_Challenge_
In the entries, find all lines that hold the word "price" and copy them.

--- Start Dataset rows ---

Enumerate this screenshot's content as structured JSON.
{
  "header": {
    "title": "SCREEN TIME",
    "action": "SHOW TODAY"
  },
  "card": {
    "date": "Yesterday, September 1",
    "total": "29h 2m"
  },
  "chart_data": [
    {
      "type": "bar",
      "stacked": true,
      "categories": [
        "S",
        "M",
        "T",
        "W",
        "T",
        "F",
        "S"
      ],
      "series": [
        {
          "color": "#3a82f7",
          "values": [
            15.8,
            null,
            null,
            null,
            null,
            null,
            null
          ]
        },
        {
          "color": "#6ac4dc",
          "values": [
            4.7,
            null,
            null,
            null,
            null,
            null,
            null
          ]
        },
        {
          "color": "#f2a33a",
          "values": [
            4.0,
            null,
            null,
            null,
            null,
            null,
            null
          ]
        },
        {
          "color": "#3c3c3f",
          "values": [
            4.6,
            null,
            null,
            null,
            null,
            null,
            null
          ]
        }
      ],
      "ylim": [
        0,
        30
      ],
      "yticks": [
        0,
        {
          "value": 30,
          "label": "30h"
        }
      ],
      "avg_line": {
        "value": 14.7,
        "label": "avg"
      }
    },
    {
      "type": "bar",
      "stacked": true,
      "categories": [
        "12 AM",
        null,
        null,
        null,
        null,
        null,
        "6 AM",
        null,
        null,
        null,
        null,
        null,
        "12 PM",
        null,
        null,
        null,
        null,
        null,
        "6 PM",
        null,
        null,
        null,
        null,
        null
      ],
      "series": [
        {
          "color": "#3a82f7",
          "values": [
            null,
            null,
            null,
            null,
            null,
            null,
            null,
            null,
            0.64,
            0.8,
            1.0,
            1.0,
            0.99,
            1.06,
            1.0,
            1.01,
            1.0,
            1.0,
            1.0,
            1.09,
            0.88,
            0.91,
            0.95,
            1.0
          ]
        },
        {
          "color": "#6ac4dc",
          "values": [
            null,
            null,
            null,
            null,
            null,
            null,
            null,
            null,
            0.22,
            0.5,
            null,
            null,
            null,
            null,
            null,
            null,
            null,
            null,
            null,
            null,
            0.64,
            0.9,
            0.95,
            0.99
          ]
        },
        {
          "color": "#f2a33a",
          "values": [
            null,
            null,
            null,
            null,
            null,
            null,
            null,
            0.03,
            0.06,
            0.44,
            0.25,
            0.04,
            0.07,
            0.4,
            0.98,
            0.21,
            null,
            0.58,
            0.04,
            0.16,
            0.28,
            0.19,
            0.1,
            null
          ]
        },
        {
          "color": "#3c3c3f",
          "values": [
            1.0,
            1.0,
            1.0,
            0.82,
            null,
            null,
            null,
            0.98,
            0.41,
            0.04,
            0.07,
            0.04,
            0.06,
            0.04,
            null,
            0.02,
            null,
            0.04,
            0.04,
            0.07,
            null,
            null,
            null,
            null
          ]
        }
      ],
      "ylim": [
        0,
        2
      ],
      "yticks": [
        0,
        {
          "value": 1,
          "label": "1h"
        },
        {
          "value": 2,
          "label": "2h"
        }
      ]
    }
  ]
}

--- End Dataset rows ---
--- Start Dataset rows ---

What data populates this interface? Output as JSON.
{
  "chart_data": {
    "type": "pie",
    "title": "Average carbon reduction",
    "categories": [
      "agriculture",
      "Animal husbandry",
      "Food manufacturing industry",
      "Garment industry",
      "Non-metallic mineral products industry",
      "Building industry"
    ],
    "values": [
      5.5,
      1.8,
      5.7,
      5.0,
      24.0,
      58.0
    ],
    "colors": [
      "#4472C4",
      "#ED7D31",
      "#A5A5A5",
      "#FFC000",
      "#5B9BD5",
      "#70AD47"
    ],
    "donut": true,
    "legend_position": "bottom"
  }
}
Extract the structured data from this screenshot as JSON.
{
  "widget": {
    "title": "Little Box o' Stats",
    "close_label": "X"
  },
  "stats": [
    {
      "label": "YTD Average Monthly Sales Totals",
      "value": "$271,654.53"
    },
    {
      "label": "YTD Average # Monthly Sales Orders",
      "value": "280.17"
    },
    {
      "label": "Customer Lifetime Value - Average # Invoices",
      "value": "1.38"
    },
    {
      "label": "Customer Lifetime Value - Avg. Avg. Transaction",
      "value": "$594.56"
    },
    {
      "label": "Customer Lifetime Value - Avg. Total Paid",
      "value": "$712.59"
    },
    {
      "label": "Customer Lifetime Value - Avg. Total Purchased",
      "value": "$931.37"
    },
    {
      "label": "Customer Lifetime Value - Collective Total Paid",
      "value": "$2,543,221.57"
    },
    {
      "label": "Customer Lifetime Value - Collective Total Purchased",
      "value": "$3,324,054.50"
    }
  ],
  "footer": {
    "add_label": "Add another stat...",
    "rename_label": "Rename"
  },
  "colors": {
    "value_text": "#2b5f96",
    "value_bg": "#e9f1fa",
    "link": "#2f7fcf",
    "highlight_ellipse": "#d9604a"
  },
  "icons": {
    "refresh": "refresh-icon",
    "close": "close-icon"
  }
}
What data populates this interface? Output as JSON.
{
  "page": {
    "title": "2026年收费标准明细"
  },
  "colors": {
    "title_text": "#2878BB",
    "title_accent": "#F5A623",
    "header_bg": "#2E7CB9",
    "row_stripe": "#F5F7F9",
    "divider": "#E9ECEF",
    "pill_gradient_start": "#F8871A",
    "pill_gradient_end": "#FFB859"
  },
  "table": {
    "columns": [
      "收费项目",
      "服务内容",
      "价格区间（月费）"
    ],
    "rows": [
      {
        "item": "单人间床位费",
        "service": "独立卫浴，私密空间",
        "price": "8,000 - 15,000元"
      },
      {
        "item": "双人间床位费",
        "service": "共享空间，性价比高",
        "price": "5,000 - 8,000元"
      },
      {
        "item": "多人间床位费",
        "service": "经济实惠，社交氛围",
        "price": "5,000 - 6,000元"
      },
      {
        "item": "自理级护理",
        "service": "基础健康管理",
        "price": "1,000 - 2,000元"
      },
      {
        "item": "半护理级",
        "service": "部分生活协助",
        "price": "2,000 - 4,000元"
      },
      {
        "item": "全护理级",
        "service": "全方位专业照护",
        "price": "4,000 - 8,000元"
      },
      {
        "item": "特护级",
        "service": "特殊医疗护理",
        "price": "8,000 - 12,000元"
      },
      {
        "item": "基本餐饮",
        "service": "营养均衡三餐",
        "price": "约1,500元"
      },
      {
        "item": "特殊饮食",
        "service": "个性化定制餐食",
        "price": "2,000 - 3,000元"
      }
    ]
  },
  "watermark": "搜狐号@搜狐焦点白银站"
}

--- End Dataset rows ---
--- Start Dataset rows ---

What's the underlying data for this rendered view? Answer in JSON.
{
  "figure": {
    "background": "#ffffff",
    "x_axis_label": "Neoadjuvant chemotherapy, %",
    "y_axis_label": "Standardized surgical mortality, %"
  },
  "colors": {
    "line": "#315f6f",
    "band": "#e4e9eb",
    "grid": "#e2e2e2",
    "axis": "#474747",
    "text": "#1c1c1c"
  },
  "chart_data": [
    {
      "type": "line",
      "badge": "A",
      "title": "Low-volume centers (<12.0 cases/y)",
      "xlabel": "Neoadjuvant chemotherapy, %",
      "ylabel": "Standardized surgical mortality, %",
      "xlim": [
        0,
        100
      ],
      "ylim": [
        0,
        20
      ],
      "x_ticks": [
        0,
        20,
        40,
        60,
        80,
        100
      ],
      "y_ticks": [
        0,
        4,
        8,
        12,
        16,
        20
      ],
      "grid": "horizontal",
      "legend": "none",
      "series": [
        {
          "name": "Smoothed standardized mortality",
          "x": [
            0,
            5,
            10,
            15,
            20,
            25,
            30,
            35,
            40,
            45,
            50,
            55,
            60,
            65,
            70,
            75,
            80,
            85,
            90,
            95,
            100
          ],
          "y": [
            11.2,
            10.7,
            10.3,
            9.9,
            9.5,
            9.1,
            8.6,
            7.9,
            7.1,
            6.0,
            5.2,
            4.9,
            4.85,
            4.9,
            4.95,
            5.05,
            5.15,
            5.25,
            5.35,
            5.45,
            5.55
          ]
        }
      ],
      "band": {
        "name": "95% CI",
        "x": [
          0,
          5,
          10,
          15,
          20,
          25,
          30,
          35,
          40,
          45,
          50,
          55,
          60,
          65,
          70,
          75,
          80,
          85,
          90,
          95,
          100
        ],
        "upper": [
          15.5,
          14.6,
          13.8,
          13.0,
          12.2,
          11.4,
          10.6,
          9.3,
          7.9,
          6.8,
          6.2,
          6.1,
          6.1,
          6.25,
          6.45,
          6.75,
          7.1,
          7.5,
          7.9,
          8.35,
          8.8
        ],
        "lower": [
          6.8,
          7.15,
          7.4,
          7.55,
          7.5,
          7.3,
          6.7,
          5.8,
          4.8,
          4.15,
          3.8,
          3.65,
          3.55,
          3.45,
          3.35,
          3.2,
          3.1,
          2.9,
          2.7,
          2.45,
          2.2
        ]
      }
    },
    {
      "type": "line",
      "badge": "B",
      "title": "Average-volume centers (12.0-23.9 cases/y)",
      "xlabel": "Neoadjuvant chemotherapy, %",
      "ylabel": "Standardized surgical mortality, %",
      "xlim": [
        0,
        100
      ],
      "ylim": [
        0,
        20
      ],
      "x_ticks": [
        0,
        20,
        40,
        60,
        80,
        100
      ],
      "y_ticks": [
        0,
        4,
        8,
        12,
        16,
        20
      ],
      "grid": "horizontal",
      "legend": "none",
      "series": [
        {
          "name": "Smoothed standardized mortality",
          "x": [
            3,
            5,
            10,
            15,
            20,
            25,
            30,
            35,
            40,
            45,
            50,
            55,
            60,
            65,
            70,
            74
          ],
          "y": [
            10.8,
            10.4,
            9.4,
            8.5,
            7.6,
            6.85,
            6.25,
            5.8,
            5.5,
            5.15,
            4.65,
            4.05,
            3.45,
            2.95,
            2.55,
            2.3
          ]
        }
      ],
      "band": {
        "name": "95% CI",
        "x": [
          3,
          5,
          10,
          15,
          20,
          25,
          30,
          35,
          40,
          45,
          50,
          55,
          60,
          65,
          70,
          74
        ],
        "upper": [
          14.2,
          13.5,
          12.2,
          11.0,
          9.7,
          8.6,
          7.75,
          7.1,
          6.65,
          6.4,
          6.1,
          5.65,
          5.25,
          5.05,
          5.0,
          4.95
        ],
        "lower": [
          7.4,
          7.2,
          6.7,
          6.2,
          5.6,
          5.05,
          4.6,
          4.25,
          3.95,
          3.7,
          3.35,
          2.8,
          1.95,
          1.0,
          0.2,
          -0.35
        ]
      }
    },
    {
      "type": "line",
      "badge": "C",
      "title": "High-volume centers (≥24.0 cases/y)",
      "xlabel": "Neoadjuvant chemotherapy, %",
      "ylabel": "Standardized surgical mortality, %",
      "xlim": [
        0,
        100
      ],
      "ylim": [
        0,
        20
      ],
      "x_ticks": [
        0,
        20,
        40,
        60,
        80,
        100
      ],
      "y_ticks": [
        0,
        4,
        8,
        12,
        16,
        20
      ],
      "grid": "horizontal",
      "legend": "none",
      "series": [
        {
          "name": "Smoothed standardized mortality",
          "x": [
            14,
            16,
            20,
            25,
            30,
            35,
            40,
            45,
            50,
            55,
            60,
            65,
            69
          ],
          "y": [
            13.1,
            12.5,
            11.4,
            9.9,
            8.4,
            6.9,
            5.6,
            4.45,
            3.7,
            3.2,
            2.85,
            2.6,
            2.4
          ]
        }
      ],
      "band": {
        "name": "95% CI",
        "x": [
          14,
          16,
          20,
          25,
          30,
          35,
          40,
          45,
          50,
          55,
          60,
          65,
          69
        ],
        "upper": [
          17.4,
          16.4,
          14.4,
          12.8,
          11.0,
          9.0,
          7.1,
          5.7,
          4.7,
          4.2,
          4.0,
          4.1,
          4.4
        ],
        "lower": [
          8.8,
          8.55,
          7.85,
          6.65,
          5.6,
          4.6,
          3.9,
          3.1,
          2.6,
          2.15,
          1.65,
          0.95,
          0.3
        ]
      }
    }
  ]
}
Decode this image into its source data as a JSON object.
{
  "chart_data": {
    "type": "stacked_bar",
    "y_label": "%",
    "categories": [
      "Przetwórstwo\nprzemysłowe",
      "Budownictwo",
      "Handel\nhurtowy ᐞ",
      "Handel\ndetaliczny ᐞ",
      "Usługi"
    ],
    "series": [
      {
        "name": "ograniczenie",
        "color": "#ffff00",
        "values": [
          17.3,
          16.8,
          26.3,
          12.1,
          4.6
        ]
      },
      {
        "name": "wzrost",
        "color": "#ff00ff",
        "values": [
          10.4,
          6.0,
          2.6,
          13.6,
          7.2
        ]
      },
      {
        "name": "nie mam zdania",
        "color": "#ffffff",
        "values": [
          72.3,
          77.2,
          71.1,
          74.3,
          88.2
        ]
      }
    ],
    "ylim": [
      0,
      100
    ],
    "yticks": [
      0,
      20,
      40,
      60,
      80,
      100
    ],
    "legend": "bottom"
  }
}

--- End Dataset rows ---

_Answer_
        "price": "8,000 - 15,000元"
        "price": "5,000 - 8,000元"
        "price": "5,000 - 6,000元"
        "price": "1,000 - 2,000元"
        "price": "2,000 - 4,000元"
        "price": "4,000 - 8,000元"
        "price": "8,000 - 12,000元"
        "price": "约1,500元"
        "price": "2,000 - 3,000元"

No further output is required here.